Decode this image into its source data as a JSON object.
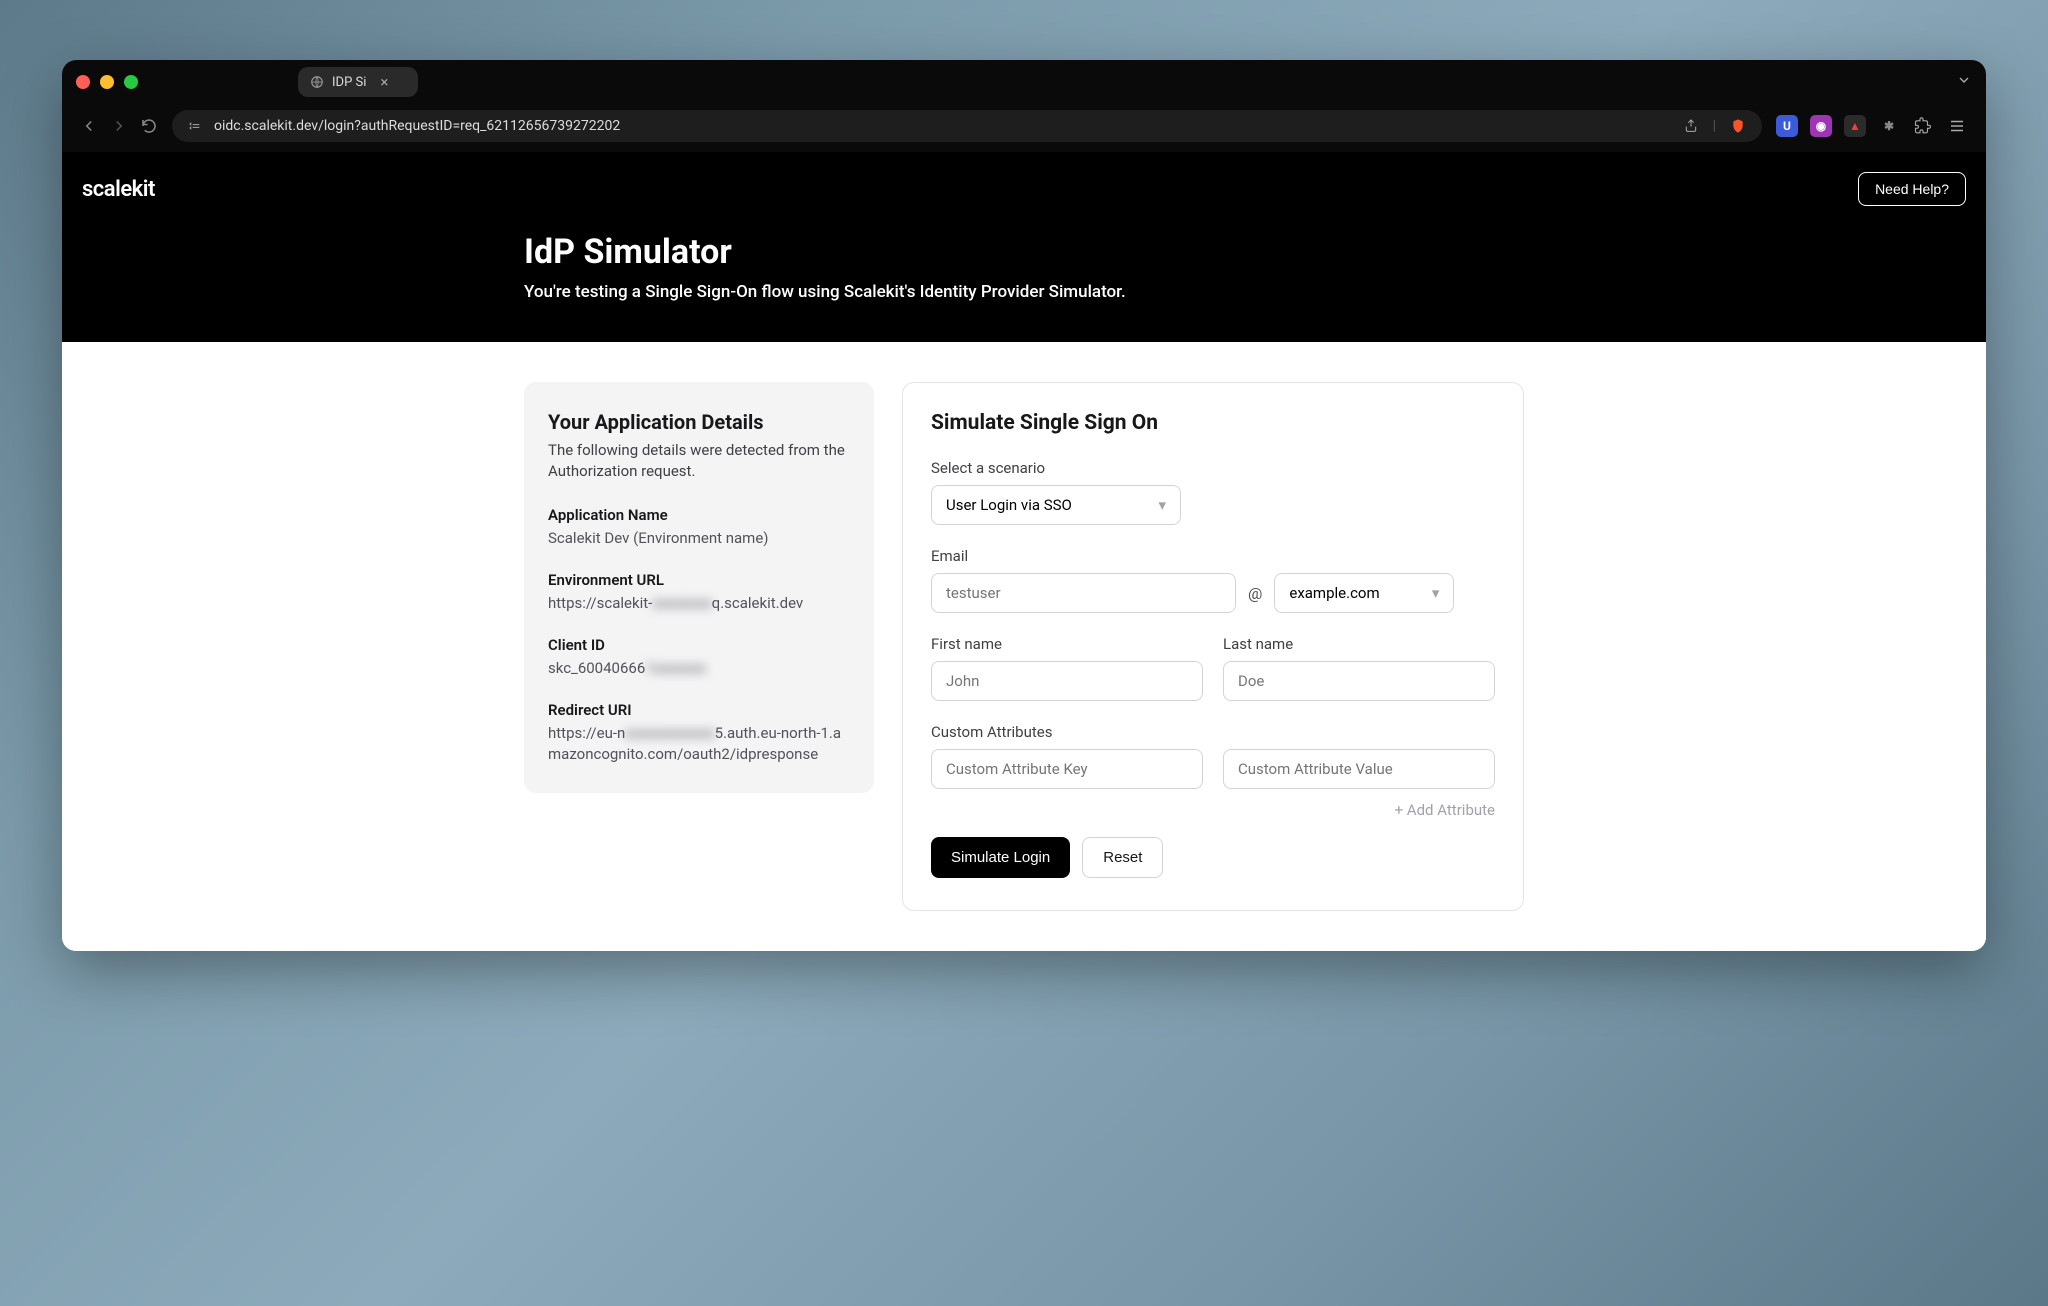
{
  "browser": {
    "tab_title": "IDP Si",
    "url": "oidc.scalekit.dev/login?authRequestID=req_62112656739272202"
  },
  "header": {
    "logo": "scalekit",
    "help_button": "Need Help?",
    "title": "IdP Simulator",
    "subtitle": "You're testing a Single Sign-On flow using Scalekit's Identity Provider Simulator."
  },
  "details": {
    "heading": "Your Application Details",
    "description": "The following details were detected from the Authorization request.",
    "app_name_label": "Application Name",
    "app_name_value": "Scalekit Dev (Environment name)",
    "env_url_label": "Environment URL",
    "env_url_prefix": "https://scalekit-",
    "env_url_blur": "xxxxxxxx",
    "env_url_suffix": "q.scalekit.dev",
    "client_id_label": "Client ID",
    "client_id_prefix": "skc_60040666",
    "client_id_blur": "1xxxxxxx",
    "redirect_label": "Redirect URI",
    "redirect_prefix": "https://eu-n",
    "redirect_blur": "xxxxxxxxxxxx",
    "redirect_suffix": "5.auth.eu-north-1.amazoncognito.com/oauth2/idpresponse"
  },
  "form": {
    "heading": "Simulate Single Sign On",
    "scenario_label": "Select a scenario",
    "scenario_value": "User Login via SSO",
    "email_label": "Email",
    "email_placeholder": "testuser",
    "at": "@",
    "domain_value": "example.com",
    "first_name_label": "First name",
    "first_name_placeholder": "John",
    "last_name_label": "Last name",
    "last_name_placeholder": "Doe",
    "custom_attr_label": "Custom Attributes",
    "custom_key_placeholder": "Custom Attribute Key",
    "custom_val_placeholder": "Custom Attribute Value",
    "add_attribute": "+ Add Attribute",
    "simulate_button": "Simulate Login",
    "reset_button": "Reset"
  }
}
□ □ □
> Stated problem:
Copy out all the entries exactly. Images stay out of the copy.

> Result of this exercise:
Decode this image into its source data as a JSON object.
{
  "browser": {
    "tab_title": "IDP Si",
    "url": "oidc.scalekit.dev/login?authRequestID=req_62112656739272202"
  },
  "header": {
    "logo": "scalekit",
    "help_button": "Need Help?",
    "title": "IdP Simulator",
    "subtitle": "You're testing a Single Sign-On flow using Scalekit's Identity Provider Simulator."
  },
  "details": {
    "heading": "Your Application Details",
    "description": "The following details were detected from the Authorization request.",
    "app_name_label": "Application Name",
    "app_name_value": "Scalekit Dev (Environment name)",
    "env_url_label": "Environment URL",
    "env_url_prefix": "https://scalekit-",
    "env_url_blur": "xxxxxxxx",
    "env_url_suffix": "q.scalekit.dev",
    "client_id_label": "Client ID",
    "client_id_prefix": "skc_60040666",
    "client_id_blur": "1xxxxxxx",
    "redirect_label": "Redirect URI",
    "redirect_prefix": "https://eu-n",
    "redirect_blur": "xxxxxxxxxxxx",
    "redirect_suffix": "5.auth.eu-north-1.amazoncognito.com/oauth2/idpresponse"
  },
  "form": {
    "heading": "Simulate Single Sign On",
    "scenario_label": "Select a scenario",
    "scenario_value": "User Login via SSO",
    "email_label": "Email",
    "email_placeholder": "testuser",
    "at": "@",
    "domain_value": "example.com",
    "first_name_label": "First name",
    "first_name_placeholder": "John",
    "last_name_label": "Last name",
    "last_name_placeholder": "Doe",
    "custom_attr_label": "Custom Attributes",
    "custom_key_placeholder": "Custom Attribute Key",
    "custom_val_placeholder": "Custom Attribute Value",
    "add_attribute": "+ Add Attribute",
    "simulate_button": "Simulate Login",
    "reset_button": "Reset"
  }
}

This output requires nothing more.